• **THE REQUEST**:
Reproduce all the entries precisely.

━━ GIVEN RECORDS ━━

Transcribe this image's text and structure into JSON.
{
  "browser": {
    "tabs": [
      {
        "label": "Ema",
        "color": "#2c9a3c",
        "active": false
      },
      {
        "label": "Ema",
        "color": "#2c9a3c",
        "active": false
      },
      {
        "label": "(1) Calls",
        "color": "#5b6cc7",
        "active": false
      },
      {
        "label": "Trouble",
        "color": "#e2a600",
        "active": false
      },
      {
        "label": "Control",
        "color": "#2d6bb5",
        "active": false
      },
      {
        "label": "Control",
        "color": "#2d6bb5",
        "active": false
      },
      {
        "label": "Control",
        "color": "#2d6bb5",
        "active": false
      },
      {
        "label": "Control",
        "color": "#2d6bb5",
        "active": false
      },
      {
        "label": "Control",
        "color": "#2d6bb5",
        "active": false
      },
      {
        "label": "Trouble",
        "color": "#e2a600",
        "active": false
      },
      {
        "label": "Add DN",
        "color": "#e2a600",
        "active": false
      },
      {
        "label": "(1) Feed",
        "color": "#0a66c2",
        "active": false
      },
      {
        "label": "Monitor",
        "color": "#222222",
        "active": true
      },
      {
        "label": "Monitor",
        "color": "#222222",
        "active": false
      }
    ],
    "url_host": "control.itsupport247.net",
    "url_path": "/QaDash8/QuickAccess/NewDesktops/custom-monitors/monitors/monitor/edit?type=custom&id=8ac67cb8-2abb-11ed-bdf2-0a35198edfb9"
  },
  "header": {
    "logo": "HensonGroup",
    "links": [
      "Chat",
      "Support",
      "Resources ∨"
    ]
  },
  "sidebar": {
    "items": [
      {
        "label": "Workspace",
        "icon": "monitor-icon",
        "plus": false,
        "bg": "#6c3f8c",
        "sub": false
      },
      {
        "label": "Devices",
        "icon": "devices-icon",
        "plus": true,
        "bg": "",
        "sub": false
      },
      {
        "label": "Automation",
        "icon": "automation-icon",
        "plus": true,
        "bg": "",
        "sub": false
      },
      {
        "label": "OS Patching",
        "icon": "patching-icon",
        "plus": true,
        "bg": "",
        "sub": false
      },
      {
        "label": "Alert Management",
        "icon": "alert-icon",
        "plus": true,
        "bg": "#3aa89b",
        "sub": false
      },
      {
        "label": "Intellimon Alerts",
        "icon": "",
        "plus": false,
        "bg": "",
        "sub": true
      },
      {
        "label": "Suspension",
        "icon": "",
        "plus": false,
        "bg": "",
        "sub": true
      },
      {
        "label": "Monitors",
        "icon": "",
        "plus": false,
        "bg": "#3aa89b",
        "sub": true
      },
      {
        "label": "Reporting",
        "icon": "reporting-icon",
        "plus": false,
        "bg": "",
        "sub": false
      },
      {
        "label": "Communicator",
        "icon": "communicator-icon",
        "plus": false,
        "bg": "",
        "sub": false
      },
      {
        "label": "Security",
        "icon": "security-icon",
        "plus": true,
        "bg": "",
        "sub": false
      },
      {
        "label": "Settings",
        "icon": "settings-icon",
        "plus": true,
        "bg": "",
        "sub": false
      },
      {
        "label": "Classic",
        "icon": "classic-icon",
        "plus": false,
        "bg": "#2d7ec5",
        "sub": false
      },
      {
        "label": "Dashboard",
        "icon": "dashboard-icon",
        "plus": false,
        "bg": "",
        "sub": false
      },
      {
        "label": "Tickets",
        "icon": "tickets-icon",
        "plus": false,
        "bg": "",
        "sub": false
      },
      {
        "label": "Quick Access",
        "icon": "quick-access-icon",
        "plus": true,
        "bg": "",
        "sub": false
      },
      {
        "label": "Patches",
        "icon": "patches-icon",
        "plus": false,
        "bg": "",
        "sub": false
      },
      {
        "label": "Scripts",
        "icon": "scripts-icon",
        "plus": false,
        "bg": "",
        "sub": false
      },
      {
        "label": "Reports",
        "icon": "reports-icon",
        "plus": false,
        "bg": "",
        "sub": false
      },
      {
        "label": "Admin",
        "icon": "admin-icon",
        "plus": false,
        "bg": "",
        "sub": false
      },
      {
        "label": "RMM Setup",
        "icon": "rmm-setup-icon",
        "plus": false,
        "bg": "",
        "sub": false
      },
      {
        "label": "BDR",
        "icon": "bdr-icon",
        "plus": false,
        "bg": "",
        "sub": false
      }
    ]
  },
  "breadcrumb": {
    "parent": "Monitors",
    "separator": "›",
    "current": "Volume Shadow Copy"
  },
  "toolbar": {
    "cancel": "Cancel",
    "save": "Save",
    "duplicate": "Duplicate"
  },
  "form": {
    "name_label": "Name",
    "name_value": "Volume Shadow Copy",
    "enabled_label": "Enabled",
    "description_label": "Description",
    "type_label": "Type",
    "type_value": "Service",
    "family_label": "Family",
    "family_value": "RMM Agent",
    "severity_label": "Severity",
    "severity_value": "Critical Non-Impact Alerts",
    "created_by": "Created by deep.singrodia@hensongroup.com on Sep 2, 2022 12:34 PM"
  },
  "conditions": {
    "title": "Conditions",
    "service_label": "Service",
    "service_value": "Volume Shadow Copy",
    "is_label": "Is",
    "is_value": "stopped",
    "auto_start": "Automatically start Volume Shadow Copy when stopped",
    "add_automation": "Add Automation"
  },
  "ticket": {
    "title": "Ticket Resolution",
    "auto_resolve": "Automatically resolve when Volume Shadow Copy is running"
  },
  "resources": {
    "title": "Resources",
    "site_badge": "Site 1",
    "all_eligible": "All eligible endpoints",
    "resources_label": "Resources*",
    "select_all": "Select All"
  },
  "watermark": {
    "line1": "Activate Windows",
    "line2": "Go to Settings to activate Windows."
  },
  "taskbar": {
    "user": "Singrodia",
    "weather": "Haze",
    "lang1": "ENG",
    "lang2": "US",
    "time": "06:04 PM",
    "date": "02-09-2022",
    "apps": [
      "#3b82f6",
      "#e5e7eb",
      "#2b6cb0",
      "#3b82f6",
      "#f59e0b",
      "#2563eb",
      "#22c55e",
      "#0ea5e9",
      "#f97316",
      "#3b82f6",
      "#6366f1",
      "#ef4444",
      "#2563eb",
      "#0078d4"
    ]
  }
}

━━━

• **SOLUTION FOR THIS PROBLEM**:
Transcribe this image's text and structure into JSON.
{
  "browser": {
    "tabs": [
      {
        "label": "Ema",
        "color": "#2c9a3c",
        "active": false
      },
      {
        "label": "Ema",
        "color": "#2c9a3c",
        "active": false
      },
      {
        "label": "(1) Calls",
        "color": "#5b6cc7",
        "active": false
      },
      {
        "label": "Trouble",
        "color": "#e2a600",
        "active": false
      },
      {
        "label": "Control",
        "color": "#2d6bb5",
        "active": false
      },
      {
        "label": "Control",
        "color": "#2d6bb5",
        "active": false
      },
      {
        "label": "Control",
        "color": "#2d6bb5",
        "active": false
      },
      {
        "label": "Control",
        "color": "#2d6bb5",
        "active": false
      },
      {
        "label": "Control",
        "color": "#2d6bb5",
        "active": false
      },
      {
        "label": "Trouble",
        "color": "#e2a600",
        "active": false
      },
      {
        "label": "Add DN",
        "color": "#e2a600",
        "active": false
      },
      {
        "label": "(1) Feed",
        "color": "#0a66c2",
        "active": false
      },
      {
        "label": "Monitor",
        "color": "#222222",
        "active": true
      },
      {
        "label": "Monitor",
        "color": "#222222",
        "active": false
      }
    ],
    "url_host": "control.itsupport247.net",
    "url_path": "/QaDash8/QuickAccess/NewDesktops/custom-monitors/monitors/monitor/edit?type=custom&id=8ac67cb8-2abb-11ed-bdf2-0a35198edfb9"
  },
  "header": {
    "logo": "HensonGroup",
    "links": [
      "Chat",
      "Support",
      "Resources ∨"
    ]
  },
  "sidebar": {
    "items": [
      {
        "label": "Workspace",
        "icon": "monitor-icon",
        "plus": false,
        "bg": "#6c3f8c",
        "sub": false
      },
      {
        "label": "Devices",
        "icon": "devices-icon",
        "plus": true,
        "bg": "",
        "sub": false
      },
      {
        "label": "Automation",
        "icon": "automation-icon",
        "plus": true,
        "bg": "",
        "sub": false
      },
      {
        "label": "OS Patching",
        "icon": "patching-icon",
        "plus": true,
        "bg": "",
        "sub": false
      },
      {
        "label": "Alert Management",
        "icon": "alert-icon",
        "plus": true,
        "bg": "#3aa89b",
        "sub": false
      },
      {
        "label": "Intellimon Alerts",
        "icon": "",
        "plus": false,
        "bg": "",
        "sub": true
      },
      {
        "label": "Suspension",
        "icon": "",
        "plus": false,
        "bg": "",
        "sub": true
      },
      {
        "label": "Monitors",
        "icon": "",
        "plus": false,
        "bg": "#3aa89b",
        "sub": true
      },
      {
        "label": "Reporting",
        "icon": "reporting-icon",
        "plus": false,
        "bg": "",
        "sub": false
      },
      {
        "label": "Communicator",
        "icon": "communicator-icon",
        "plus": false,
        "bg": "",
        "sub": false
      },
      {
        "label": "Security",
        "icon": "security-icon",
        "plus": true,
        "bg": "",
        "sub": false
      },
      {
        "label": "Settings",
        "icon": "settings-icon",
        "plus": true,
        "bg": "",
        "sub": false
      },
      {
        "label": "Classic",
        "icon": "classic-icon",
        "plus": false,
        "bg": "#2d7ec5",
        "sub": false
      },
      {
        "label": "Dashboard",
        "icon": "dashboard-icon",
        "plus": false,
        "bg": "",
        "sub": false
      },
      {
        "label": "Tickets",
        "icon": "tickets-icon",
        "plus": false,
        "bg": "",
        "sub": false
      },
      {
        "label": "Quick Access",
        "icon": "quick-access-icon",
        "plus": true,
        "bg": "",
        "sub": false
      },
      {
        "label": "Patches",
        "icon": "patches-icon",
        "plus": false,
        "bg": "",
        "sub": false
      },
      {
        "label": "Scripts",
        "icon": "scripts-icon",
        "plus": false,
        "bg": "",
        "sub": false
      },
      {
        "label": "Reports",
        "icon": "reports-icon",
        "plus": false,
        "bg": "",
        "sub": false
      },
      {
        "label": "Admin",
        "icon": "admin-icon",
        "plus": false,
        "bg": "",
        "sub": false
      },
      {
        "label": "RMM Setup",
        "icon": "rmm-setup-icon",
        "plus": false,
        "bg": "",
        "sub": false
      },
      {
        "label": "BDR",
        "icon": "bdr-icon",
        "plus": false,
        "bg": "",
        "sub": false
      }
    ]
  },
  "breadcrumb": {
    "parent": "Monitors",
    "separator": "›",
    "current": "Volume Shadow Copy"
  },
  "toolbar": {
    "cancel": "Cancel",
    "save": "Save",
    "duplicate": "Duplicate"
  },
  "form": {
    "name_label": "Name",
    "name_value": "Volume Shadow Copy",
    "enabled_label": "Enabled",
    "description_label": "Description",
    "type_label": "Type",
    "type_value": "Service",
    "family_label": "Family",
    "family_value": "RMM Agent",
    "severity_label": "Severity",
    "severity_value": "Critical Non-Impact Alerts",
    "created_by": "Created by deep.singrodia@hensongroup.com on Sep 2, 2022 12:34 PM"
  },
  "conditions": {
    "title": "Conditions",
    "service_label": "Service",
    "service_value": "Volume Shadow Copy",
    "is_label": "Is",
    "is_value": "stopped",
    "auto_start": "Automatically start Volume Shadow Copy when stopped",
    "add_automation": "Add Automation"
  },
  "ticket": {
    "title": "Ticket Resolution",
    "auto_resolve": "Automatically resolve when Volume Shadow Copy is running"
  },
  "resources": {
    "title": "Resources",
    "site_badge": "Site 1",
    "all_eligible": "All eligible endpoints",
    "resources_label": "Resources*",
    "select_all": "Select All"
  },
  "watermark": {
    "line1": "Activate Windows",
    "line2": "Go to Settings to activate Windows."
  },
  "taskbar": {
    "user": "Singrodia",
    "weather": "Haze",
    "lang1": "ENG",
    "lang2": "US",
    "time": "06:04 PM",
    "date": "02-09-2022",
    "apps": [
      "#3b82f6",
      "#e5e7eb",
      "#2b6cb0",
      "#3b82f6",
      "#f59e0b",
      "#2563eb",
      "#22c55e",
      "#0ea5e9",
      "#f97316",
      "#3b82f6",
      "#6366f1",
      "#ef4444",
      "#2563eb",
      "#0078d4"
    ]
  }
}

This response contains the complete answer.